WRITTEN REQUEST: Locate the lines of the listing below that hold "rozšíření", then copy each of them.

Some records
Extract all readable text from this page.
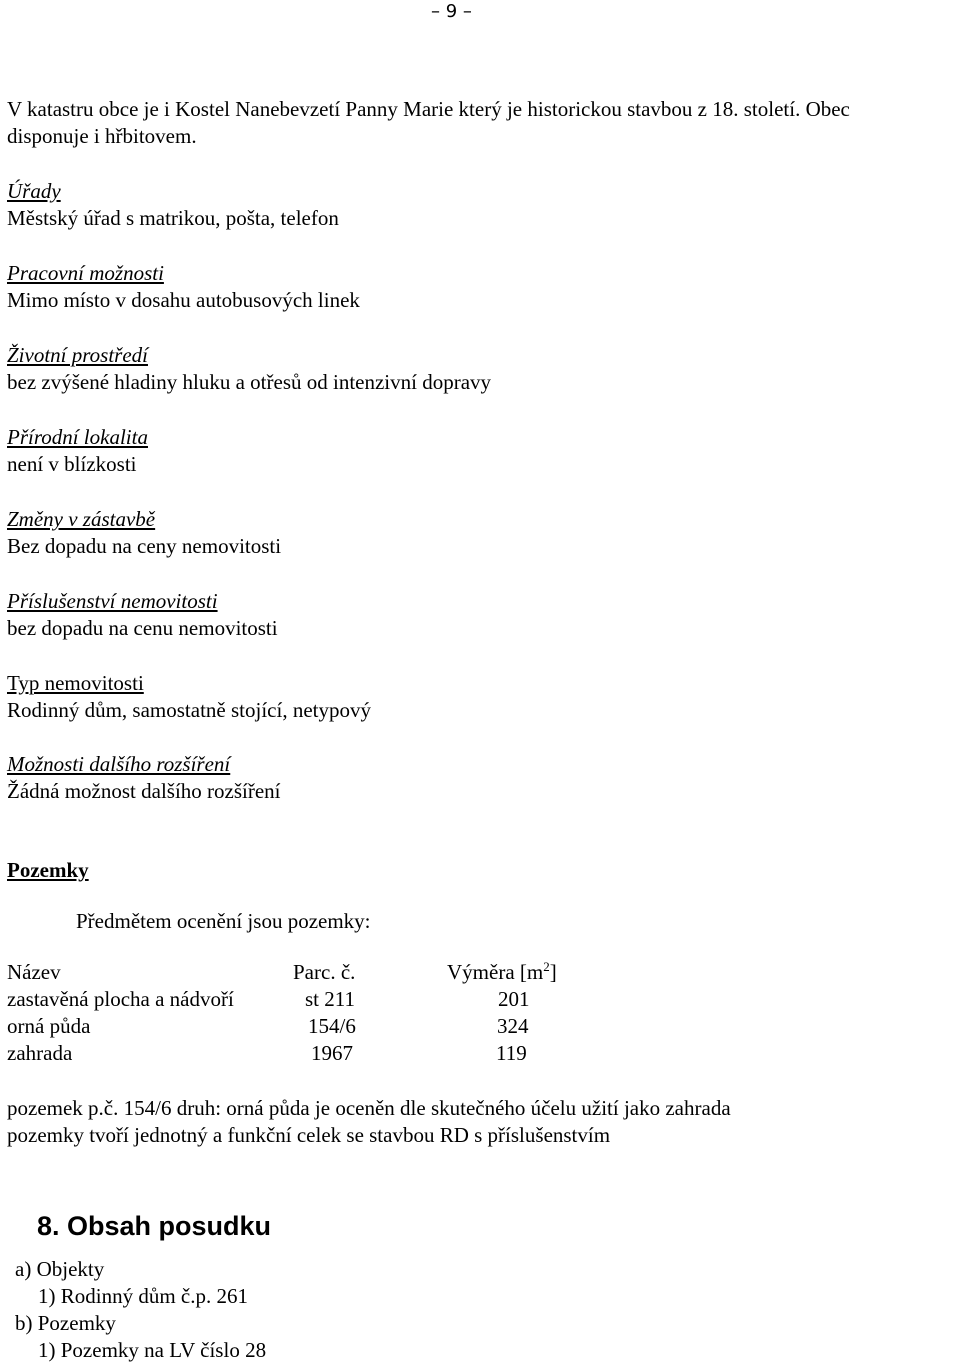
– 9 –
V katastru obce je i Kostel Nanebevzetí Panny Marie který je historickou stavbou z 18. století. Obec
disponuje i hřbitovem.
Úřady
Městský úřad s matrikou, pošta, telefon
Pracovní možnosti
Mimo místo v dosahu autobusových linek
Životní prostředí
bez zvýšené hladiny hluku a otřesů od intenzivní dopravy
Přírodní lokalita
není v blízkosti
Změny v zástavbě
Bez dopadu na ceny nemovitosti
Příslušenství nemovitosti
bez dopadu na cenu nemovitosti
Typ nemovitosti
Rodinný dům, samostatně stojící, netypový
Možnosti dalšího rozšíření
Žádná možnost dalšího rozšíření
Pozemky
Předmětem ocenění jsou pozemky:
Název	Parc. č.	Výměra $[m^2]$
zastavěná plocha a nádvoří	st 211	201
orná půda	154/6	324
zahrada	1967	119
pozemek p.č. 154/6 druh: orná půda je oceněn dle skutečného účelu užití jako zahrada
pozemky tvoří jednotný a funkční celek se stavbou RD s příslušenstvím
8. Obsah posudku
a) Objekty
1) Rodinný dům č.p. 261
b) Pozemky
1) Pozemky na LV číslo 28
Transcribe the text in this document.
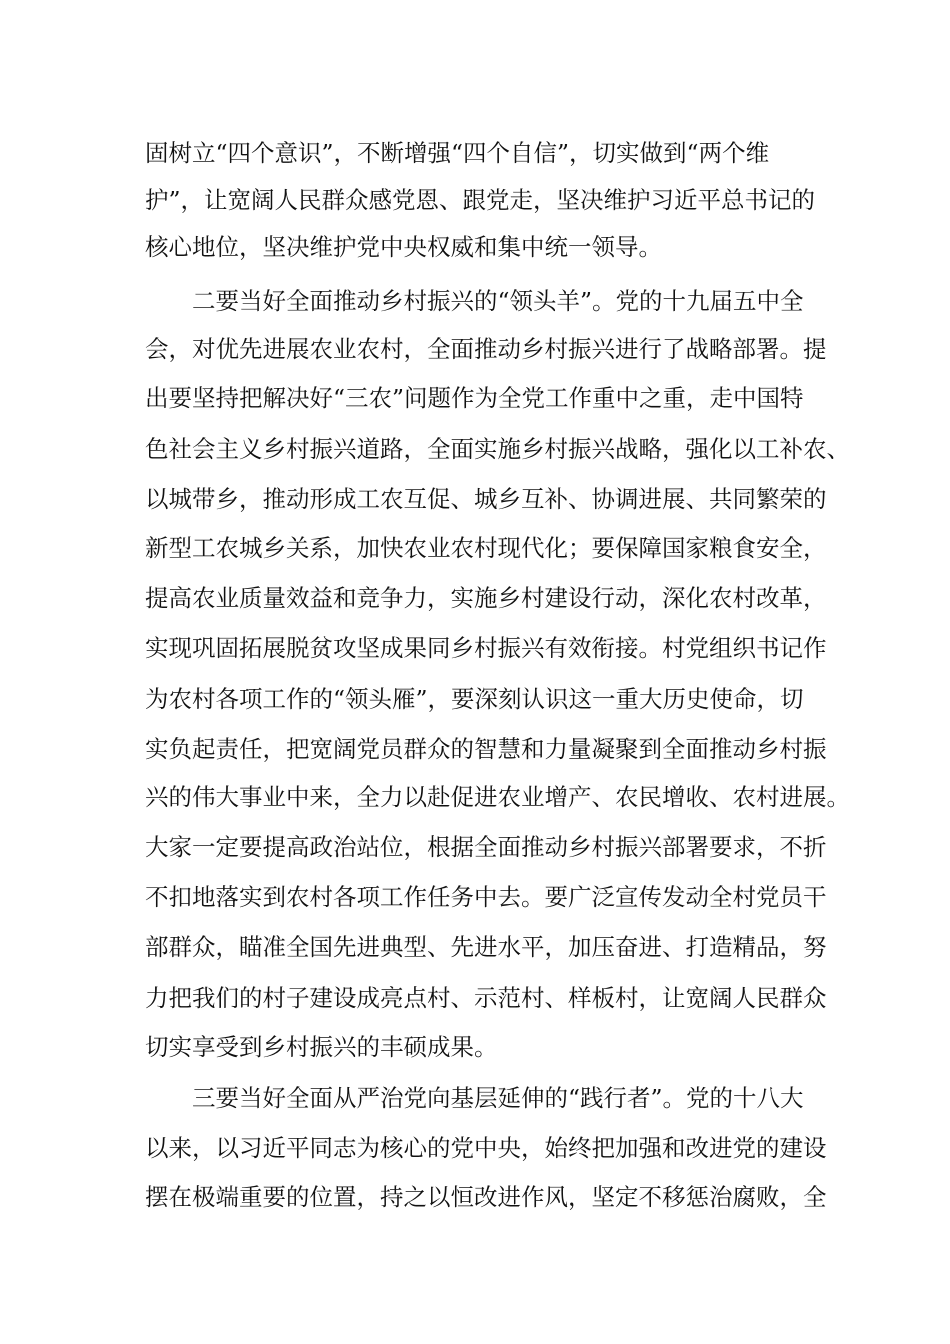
固树立“四个意识”，不断增强“四个自信”，切实做到“两个维
护”，让宽阔人民群众感党恩、跟党走，坚决维护习近平总书记的
核心地位，坚决维护党中央权威和集中统一领导。
二要当好全面推动乡村振兴的“领头羊”。党的十九届五中全
会，对优先进展农业农村，全面推动乡村振兴进行了战略部署。提
出要坚持把解决好“三农”问题作为全党工作重中之重，走中国特
色社会主义乡村振兴道路，全面实施乡村振兴战略，强化以工补农、
以城带乡，推动形成工农互促、城乡互补、协调进展、共同繁荣的
新型工农城乡关系，加快农业农村现代化；要保障国家粮食安全，
提高农业质量效益和竞争力，实施乡村建设行动，深化农村改革，
实现巩固拓展脱贫攻坚成果同乡村振兴有效衔接。村党组织书记作
为农村各项工作的“领头雁”，要深刻认识这一重大历史使命，切
实负起责任，把宽阔党员群众的智慧和力量凝聚到全面推动乡村振
兴的伟大事业中来，全力以赴促进农业增产、农民增收、农村进展。
大家一定要提高政治站位，根据全面推动乡村振兴部署要求，不折
不扣地落实到农村各项工作任务中去。要广泛宣传发动全村党员干
部群众，瞄准全国先进典型、先进水平，加压奋进、打造精品，努
力把我们的村子建设成亮点村、示范村、样板村，让宽阔人民群众
切实享受到乡村振兴的丰硕成果。
三要当好全面从严治党向基层延伸的“践行者”。党的十八大
以来，以习近平同志为核心的党中央，始终把加强和改进党的建设
摆在极端重要的位置，持之以恒改进作风，坚定不移惩治腐败，全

RESPONSE TO THE TASK:
Možnosti dalšího rozšíření
Žádná možnost dalšího rozšíření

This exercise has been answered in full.